(Input records)
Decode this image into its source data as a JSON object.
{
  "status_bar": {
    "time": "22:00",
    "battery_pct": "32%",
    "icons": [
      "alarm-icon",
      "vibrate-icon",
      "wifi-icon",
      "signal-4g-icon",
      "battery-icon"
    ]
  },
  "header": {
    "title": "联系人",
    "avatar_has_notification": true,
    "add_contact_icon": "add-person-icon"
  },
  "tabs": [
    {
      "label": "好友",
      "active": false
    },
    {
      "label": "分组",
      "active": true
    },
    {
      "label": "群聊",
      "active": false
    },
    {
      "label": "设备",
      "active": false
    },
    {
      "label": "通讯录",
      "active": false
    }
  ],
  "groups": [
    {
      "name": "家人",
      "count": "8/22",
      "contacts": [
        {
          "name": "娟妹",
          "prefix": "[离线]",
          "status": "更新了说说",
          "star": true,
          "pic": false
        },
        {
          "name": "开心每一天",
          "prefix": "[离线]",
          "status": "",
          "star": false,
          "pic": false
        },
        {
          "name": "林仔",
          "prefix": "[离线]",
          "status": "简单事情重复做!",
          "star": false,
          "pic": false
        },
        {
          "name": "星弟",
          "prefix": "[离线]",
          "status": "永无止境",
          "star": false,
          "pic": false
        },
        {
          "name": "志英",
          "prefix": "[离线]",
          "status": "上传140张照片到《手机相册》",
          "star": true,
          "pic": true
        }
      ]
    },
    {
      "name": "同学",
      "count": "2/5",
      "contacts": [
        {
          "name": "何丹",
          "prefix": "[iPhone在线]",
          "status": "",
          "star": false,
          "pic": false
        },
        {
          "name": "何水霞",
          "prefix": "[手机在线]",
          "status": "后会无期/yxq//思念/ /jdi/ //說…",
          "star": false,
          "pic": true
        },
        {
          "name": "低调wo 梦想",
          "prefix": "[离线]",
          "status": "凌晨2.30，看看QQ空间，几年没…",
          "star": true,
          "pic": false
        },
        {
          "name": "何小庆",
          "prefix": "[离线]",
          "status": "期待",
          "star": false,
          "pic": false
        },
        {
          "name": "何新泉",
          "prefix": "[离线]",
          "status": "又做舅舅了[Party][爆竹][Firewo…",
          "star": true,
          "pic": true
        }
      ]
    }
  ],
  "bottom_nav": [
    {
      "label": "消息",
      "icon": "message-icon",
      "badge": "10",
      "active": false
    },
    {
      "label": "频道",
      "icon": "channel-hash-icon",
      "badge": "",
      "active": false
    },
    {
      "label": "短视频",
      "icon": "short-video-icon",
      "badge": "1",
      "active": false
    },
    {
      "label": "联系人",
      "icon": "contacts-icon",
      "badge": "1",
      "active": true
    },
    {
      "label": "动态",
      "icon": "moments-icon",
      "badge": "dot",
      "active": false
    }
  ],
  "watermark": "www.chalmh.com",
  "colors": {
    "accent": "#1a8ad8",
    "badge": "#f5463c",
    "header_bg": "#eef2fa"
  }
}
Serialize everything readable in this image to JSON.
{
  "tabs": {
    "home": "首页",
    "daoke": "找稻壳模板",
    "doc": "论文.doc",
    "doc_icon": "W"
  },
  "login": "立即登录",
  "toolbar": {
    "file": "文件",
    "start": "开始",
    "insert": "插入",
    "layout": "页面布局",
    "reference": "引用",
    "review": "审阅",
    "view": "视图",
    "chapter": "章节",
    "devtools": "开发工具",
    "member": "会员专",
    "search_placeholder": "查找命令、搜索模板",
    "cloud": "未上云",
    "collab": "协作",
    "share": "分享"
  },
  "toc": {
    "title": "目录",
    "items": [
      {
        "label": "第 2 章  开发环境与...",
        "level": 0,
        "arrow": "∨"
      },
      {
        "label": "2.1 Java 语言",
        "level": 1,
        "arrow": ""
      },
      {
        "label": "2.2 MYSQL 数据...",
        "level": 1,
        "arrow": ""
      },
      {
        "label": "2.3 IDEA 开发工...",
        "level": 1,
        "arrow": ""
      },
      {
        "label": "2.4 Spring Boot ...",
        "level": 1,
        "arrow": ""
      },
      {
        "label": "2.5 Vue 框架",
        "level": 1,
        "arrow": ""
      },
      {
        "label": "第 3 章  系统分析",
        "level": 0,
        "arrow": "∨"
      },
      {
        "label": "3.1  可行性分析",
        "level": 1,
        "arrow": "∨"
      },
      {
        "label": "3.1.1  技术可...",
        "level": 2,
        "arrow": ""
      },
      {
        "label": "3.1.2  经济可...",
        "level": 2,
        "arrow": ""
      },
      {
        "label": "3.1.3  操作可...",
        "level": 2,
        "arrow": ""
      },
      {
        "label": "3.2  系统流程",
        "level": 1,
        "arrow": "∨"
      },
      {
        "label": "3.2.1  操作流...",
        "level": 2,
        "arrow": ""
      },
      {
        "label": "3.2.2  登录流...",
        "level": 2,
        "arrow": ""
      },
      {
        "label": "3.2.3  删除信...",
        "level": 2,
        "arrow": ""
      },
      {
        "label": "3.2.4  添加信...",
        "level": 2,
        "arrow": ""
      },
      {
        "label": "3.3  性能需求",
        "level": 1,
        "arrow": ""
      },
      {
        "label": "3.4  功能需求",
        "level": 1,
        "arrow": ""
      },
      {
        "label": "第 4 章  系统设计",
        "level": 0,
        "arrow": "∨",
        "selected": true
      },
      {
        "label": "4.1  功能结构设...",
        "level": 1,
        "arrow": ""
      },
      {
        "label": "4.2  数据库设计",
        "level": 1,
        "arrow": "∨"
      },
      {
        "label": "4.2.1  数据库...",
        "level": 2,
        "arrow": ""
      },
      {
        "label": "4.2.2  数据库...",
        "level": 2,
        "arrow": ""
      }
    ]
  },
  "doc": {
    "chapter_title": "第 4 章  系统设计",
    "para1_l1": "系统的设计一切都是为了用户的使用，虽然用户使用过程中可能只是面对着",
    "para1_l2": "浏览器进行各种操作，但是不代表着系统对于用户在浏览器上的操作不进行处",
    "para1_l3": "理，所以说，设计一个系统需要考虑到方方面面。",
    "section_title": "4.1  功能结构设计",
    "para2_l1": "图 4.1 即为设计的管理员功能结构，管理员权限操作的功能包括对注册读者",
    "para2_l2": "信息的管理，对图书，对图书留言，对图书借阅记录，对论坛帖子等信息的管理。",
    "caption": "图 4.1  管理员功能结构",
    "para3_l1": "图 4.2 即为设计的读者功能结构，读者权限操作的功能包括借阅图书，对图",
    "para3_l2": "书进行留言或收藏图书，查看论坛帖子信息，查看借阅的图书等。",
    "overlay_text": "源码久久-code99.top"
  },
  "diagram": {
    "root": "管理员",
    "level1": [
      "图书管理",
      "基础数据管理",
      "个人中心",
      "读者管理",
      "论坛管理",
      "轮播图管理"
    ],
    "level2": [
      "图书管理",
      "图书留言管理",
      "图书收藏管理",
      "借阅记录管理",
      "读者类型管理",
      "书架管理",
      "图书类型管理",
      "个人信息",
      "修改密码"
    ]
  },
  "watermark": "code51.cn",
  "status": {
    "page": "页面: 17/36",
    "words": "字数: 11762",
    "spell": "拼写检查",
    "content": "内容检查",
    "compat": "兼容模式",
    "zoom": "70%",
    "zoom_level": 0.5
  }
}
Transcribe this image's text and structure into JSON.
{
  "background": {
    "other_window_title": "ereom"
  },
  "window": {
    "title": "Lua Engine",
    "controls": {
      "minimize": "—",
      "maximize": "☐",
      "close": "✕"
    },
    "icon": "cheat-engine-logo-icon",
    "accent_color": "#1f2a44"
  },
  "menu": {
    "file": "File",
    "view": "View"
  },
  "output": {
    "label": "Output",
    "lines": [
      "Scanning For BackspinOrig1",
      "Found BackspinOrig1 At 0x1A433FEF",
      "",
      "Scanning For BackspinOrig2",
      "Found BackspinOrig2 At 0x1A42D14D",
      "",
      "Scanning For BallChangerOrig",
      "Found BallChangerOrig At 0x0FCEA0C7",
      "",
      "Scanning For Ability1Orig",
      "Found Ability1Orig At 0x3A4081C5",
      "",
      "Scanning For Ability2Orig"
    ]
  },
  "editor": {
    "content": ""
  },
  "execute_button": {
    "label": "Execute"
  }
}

(Stated problem) Report how many lines of the records above contain the word "JSON", and give only that number.

(Task output) 3